Exercise material —

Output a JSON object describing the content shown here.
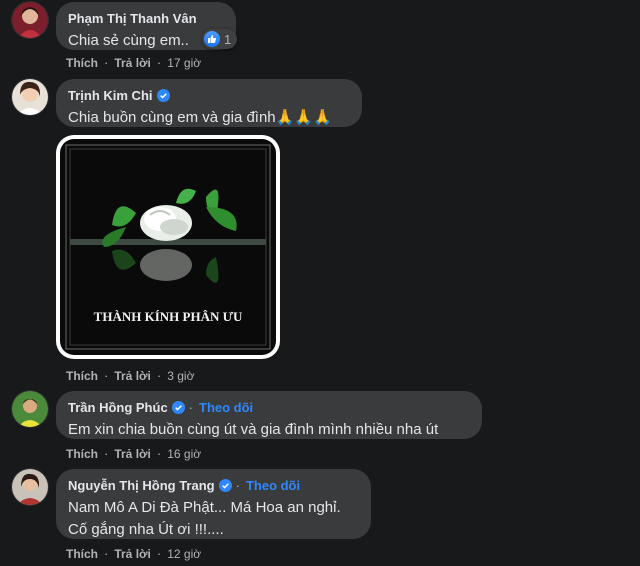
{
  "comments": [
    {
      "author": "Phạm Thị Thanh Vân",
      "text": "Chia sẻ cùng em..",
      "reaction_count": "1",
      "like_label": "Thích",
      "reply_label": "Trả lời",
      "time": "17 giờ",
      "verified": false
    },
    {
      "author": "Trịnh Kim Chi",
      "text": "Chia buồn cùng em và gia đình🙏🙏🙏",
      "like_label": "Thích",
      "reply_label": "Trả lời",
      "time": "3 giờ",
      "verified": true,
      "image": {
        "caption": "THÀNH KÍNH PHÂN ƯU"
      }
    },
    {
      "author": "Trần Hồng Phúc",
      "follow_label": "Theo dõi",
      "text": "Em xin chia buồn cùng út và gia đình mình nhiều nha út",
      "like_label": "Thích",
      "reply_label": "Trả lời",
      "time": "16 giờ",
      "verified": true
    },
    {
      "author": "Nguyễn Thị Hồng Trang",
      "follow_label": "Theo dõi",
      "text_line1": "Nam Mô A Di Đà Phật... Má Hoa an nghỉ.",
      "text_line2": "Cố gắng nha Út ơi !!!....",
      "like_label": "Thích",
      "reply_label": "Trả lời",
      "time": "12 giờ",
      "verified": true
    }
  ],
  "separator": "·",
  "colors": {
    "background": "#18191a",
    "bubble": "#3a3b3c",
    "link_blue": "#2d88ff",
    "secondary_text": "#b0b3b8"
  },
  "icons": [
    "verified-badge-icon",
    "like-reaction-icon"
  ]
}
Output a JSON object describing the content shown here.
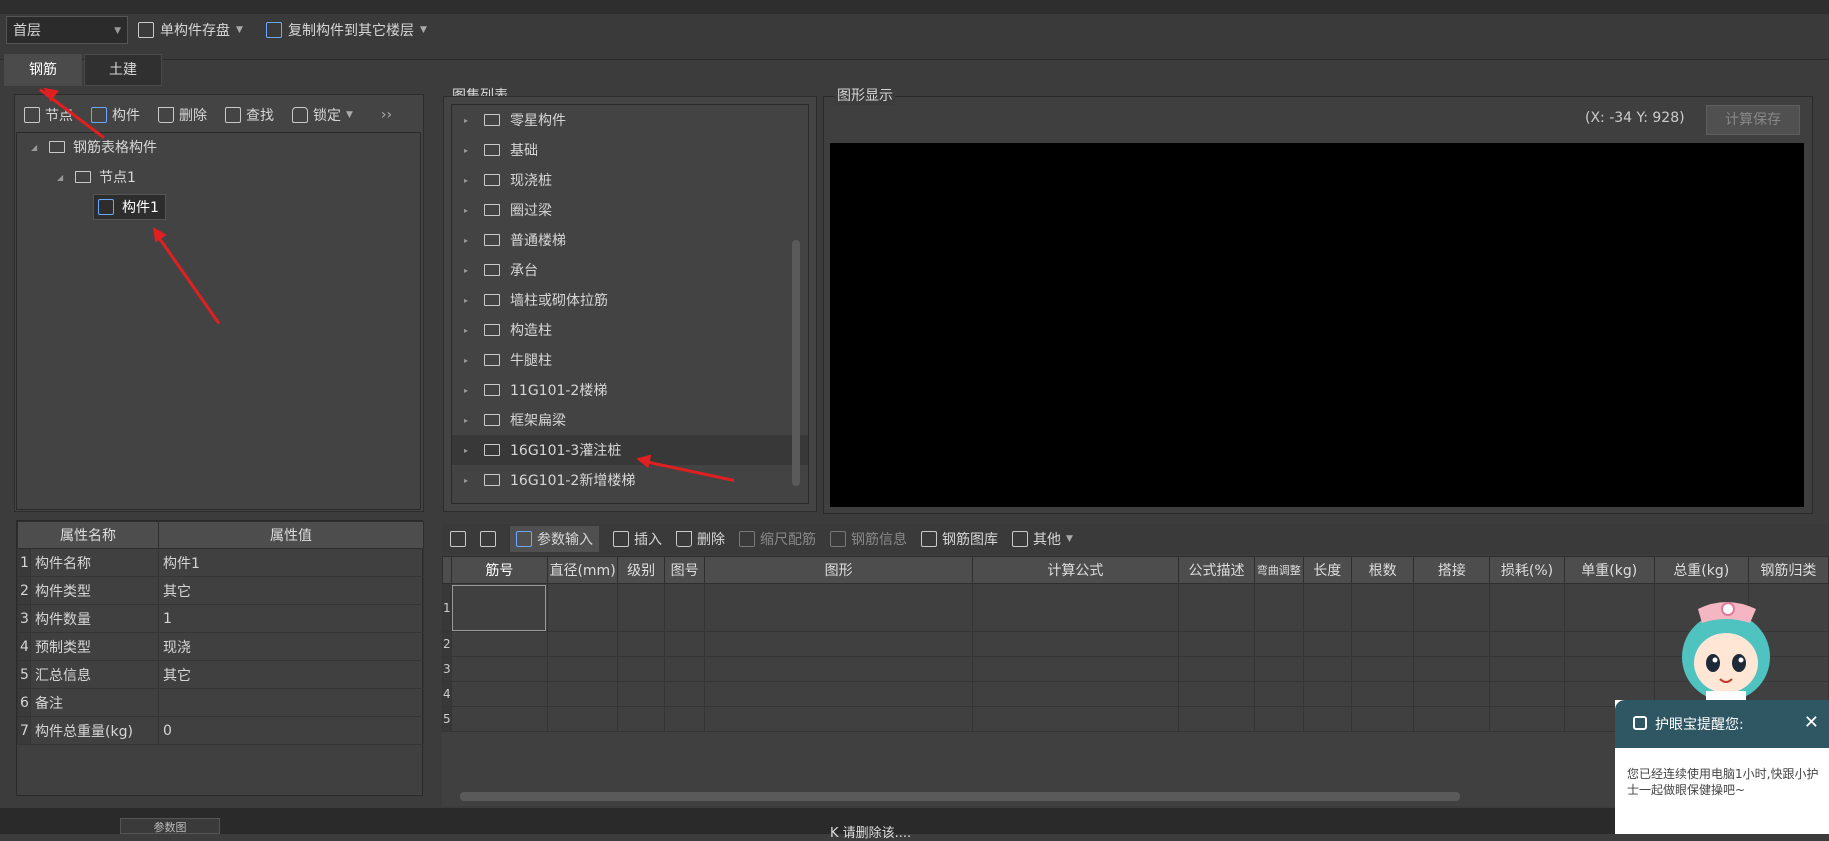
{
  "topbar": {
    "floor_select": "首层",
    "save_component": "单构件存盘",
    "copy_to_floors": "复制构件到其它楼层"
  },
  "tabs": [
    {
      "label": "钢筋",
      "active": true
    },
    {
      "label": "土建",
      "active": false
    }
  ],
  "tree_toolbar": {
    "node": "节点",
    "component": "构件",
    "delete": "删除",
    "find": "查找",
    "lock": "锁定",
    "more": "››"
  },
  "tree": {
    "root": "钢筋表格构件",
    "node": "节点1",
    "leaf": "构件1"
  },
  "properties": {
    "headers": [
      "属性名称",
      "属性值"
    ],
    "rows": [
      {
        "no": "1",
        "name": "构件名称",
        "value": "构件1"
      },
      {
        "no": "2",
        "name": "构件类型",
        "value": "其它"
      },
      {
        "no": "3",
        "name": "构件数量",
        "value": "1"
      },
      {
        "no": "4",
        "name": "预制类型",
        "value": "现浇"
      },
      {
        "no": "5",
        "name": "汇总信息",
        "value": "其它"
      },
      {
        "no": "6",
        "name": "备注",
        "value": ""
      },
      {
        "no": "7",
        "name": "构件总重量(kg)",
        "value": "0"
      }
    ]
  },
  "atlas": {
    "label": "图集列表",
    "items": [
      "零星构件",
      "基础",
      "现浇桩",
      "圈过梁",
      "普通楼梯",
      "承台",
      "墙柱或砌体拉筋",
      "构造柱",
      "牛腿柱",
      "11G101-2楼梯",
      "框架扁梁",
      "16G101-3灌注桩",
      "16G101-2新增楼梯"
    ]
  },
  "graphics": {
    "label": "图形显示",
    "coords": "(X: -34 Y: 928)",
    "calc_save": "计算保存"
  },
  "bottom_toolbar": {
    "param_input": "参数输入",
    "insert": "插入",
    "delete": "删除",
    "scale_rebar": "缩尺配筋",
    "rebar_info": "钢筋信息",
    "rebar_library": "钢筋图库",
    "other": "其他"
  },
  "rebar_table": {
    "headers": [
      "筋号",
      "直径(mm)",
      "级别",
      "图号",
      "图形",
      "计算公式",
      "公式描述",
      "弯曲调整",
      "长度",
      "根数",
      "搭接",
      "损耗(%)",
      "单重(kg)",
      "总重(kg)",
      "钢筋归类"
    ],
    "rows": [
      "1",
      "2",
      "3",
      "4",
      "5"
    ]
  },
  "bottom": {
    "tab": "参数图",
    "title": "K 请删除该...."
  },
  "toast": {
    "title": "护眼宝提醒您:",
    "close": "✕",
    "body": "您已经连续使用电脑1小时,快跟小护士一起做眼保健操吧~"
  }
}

==

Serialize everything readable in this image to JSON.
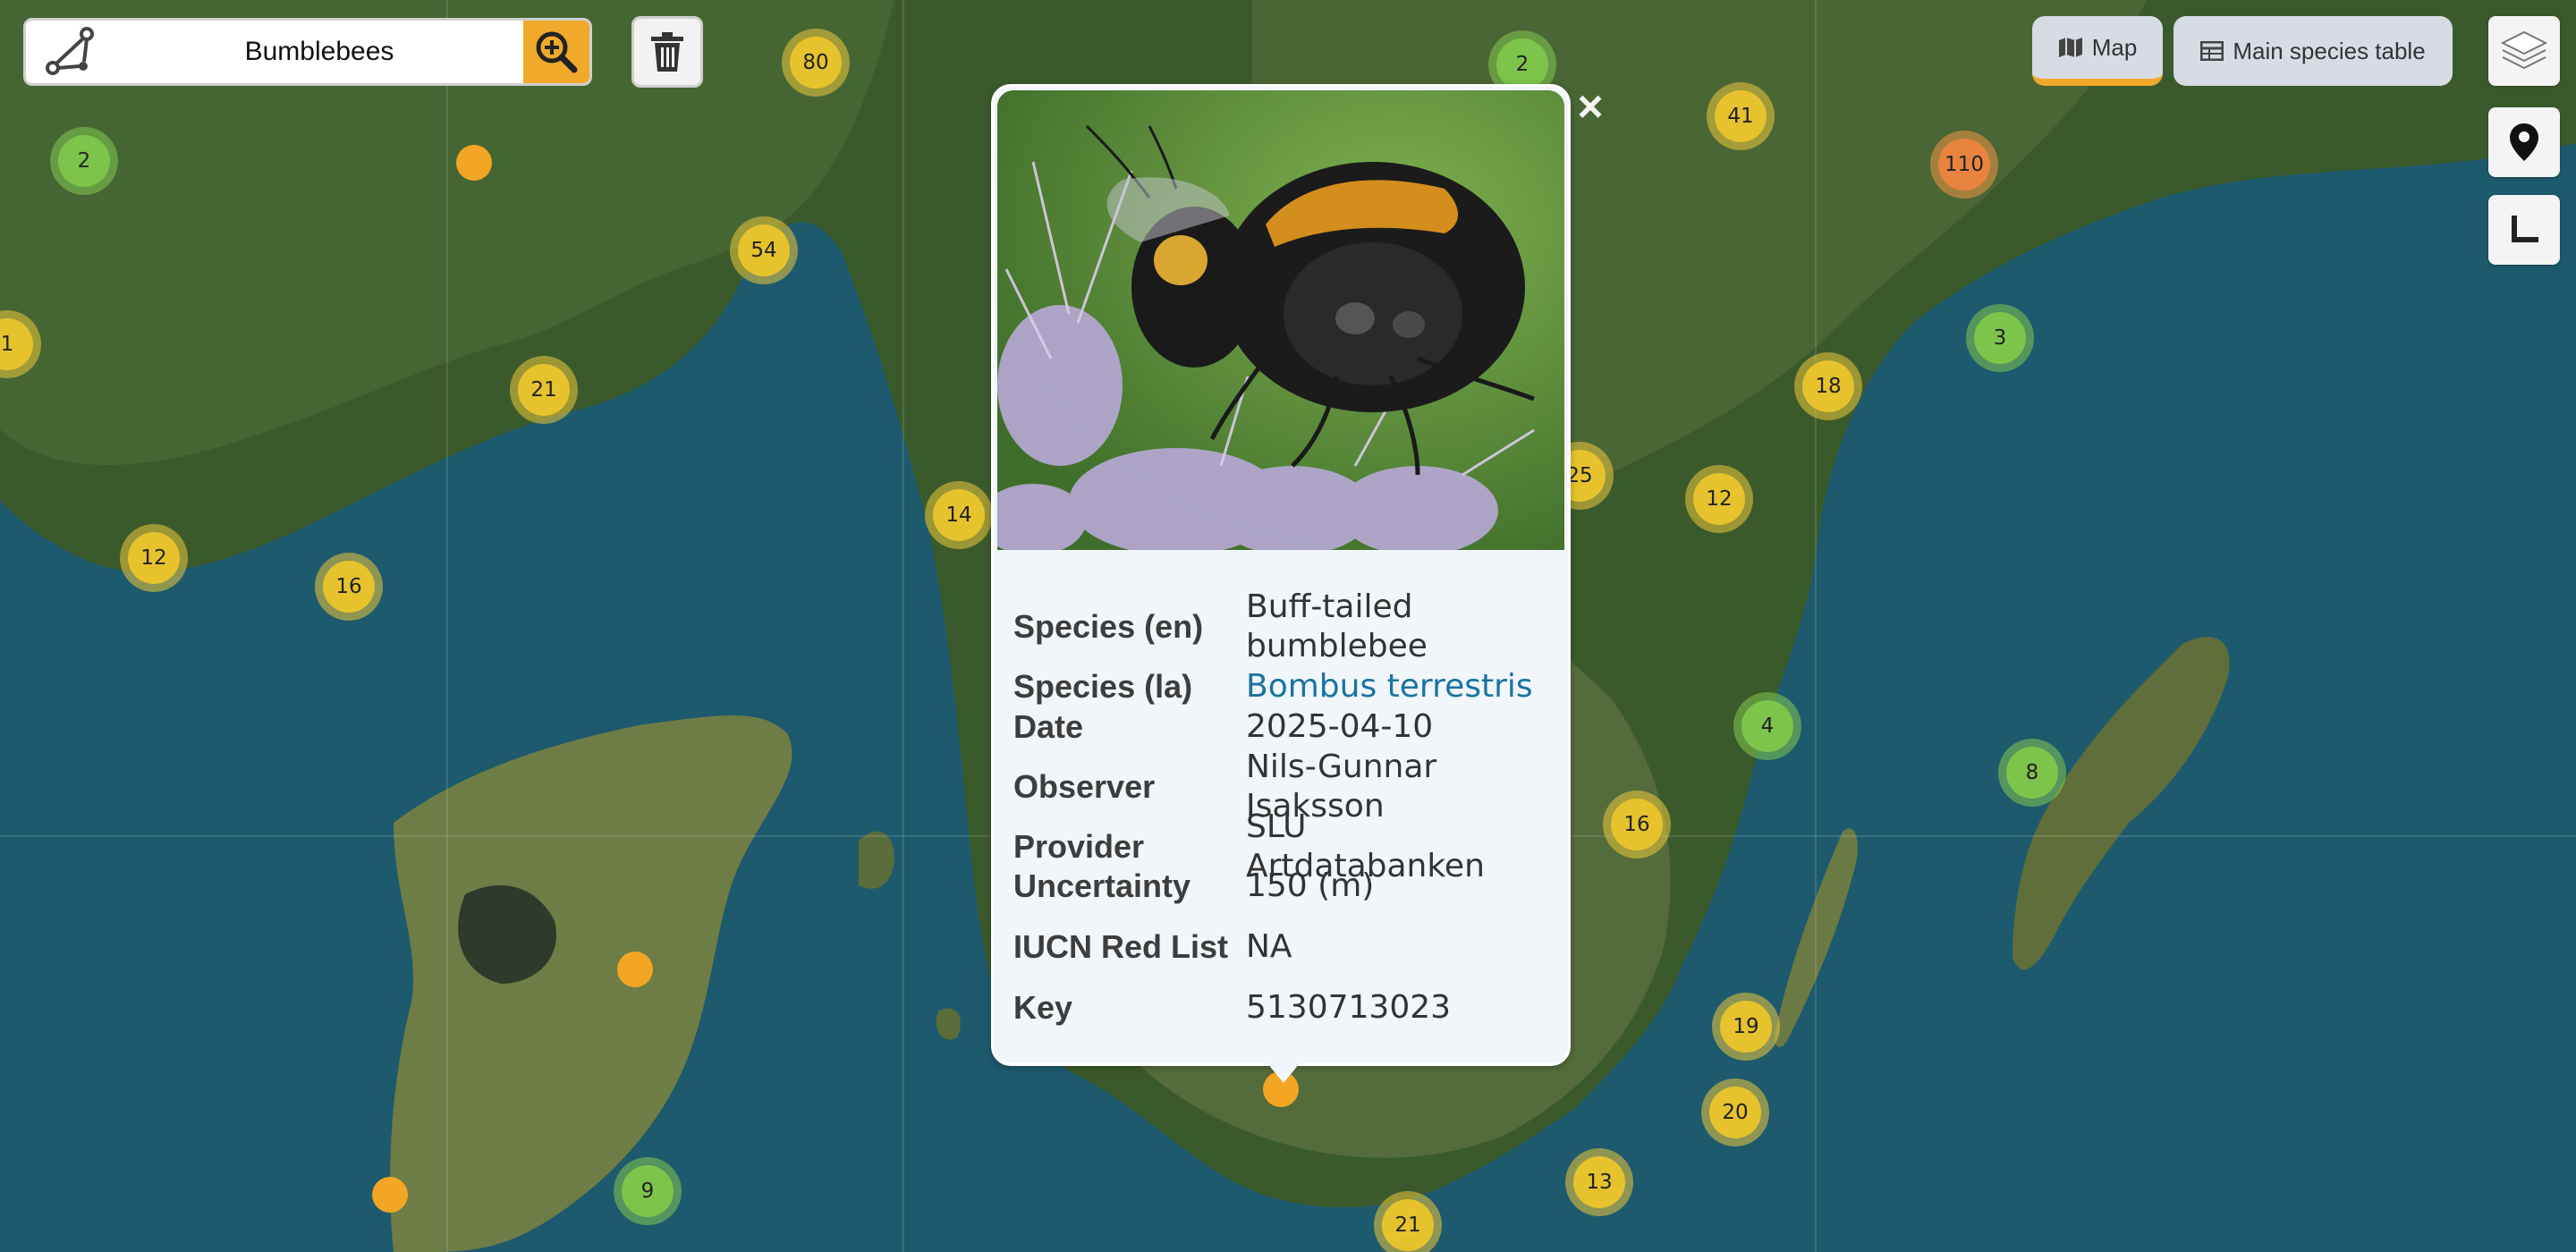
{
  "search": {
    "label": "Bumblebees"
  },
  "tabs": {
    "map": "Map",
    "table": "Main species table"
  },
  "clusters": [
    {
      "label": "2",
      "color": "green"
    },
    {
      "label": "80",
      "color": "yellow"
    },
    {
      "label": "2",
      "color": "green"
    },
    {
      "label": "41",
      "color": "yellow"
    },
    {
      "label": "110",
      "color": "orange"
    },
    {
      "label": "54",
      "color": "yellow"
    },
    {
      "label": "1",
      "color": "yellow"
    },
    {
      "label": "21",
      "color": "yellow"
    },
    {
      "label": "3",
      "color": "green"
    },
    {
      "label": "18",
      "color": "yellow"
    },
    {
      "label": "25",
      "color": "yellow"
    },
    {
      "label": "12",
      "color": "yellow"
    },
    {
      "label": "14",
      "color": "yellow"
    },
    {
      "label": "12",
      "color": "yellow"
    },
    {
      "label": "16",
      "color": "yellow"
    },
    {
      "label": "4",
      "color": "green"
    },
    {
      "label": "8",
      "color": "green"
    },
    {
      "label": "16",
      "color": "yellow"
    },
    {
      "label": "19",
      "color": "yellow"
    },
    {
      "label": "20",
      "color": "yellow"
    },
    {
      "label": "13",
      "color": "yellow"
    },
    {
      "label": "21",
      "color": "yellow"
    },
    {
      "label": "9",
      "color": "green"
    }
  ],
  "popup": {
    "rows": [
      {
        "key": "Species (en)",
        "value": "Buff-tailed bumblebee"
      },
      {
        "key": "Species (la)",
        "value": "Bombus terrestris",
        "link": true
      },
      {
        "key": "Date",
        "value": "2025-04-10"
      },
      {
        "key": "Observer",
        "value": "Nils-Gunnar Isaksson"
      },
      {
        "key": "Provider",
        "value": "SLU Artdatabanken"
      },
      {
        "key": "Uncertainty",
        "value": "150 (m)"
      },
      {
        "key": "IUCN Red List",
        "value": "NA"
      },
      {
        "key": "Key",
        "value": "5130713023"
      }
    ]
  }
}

...

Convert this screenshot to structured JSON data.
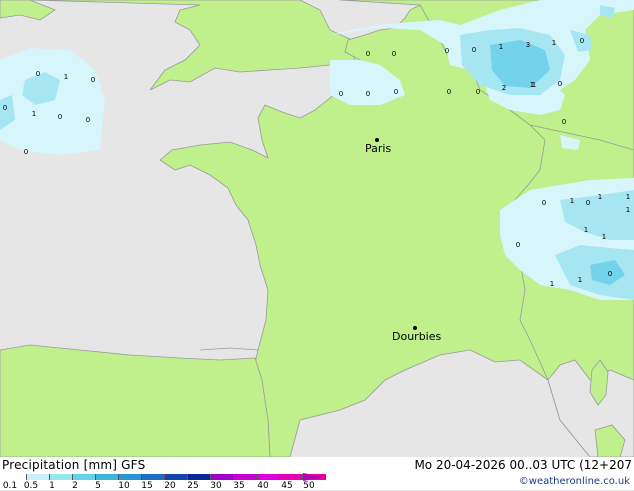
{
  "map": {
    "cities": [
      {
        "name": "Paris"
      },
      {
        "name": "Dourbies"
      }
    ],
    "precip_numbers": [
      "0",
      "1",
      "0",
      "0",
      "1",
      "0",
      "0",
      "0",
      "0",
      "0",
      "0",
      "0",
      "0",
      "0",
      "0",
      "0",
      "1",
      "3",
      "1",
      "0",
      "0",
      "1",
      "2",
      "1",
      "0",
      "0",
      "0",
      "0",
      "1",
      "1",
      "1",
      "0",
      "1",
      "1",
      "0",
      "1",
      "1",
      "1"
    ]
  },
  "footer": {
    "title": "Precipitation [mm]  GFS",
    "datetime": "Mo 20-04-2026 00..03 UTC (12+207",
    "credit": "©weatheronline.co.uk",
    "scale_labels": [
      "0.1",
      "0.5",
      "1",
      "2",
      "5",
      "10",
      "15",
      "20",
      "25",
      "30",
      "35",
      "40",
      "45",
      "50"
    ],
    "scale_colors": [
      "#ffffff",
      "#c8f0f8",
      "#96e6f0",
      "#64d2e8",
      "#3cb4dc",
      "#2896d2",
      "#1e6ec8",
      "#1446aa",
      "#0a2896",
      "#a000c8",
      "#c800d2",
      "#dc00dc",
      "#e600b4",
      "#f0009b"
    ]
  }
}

Goal — Collect each line of the entries that has the word "image", copying it in full.

Reply —
      "image": {
Serialize everything readable in this image to JSON.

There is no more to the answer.